Material provided

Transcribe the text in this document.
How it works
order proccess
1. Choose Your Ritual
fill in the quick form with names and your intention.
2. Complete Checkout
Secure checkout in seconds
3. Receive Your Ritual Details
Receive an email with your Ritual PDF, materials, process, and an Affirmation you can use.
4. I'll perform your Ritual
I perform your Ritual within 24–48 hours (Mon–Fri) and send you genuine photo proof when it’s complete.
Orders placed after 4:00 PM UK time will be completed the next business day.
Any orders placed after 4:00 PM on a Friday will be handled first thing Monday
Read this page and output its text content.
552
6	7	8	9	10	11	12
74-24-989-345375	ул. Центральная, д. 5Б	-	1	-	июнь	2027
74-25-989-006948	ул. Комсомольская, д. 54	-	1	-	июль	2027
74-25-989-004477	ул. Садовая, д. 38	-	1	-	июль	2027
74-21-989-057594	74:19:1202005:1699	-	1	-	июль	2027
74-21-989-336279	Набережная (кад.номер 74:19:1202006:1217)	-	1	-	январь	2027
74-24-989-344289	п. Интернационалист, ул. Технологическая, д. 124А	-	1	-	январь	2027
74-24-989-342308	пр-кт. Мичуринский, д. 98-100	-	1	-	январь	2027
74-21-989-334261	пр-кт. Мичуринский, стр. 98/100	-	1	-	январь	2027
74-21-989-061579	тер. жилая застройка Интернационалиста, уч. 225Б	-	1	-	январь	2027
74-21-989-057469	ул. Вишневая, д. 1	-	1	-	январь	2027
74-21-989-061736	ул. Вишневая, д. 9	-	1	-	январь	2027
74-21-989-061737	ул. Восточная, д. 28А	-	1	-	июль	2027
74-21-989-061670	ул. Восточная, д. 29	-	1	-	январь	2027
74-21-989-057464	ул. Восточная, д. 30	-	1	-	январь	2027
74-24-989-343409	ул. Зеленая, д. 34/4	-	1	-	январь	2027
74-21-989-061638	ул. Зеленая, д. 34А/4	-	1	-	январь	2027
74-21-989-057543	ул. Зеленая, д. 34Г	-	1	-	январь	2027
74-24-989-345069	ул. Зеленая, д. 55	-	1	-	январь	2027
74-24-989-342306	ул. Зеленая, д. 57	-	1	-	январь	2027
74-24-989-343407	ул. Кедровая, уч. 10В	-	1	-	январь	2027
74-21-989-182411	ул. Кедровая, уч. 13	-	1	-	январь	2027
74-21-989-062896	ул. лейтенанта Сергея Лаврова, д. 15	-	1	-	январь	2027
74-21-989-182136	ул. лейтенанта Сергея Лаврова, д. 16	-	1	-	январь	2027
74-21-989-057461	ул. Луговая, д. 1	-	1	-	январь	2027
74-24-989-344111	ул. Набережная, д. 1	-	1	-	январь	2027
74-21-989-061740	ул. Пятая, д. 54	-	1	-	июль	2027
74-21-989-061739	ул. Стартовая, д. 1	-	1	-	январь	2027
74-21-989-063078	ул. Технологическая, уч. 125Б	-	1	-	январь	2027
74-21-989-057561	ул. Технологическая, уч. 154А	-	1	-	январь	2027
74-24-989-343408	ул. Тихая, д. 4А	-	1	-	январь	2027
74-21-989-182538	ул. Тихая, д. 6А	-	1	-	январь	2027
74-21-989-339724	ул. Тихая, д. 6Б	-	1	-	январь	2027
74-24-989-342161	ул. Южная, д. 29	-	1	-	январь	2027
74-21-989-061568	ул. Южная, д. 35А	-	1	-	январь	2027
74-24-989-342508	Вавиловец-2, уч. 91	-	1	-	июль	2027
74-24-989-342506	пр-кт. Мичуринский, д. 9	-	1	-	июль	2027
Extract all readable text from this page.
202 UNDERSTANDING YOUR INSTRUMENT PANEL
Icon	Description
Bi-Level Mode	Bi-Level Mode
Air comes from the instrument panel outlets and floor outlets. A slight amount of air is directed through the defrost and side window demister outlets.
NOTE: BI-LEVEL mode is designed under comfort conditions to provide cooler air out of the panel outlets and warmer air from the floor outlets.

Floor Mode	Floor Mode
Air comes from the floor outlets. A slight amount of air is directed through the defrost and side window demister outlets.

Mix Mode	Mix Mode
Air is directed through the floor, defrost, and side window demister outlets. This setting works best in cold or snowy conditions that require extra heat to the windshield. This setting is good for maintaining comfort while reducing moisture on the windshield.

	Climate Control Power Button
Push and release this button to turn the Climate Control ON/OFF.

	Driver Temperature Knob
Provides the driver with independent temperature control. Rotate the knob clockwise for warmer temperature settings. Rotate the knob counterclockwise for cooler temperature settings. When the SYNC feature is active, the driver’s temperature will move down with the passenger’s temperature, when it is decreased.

Required task
Exactly how many lines in the data above contain the word "works"? Respond with the number and nothing more.

Task output
2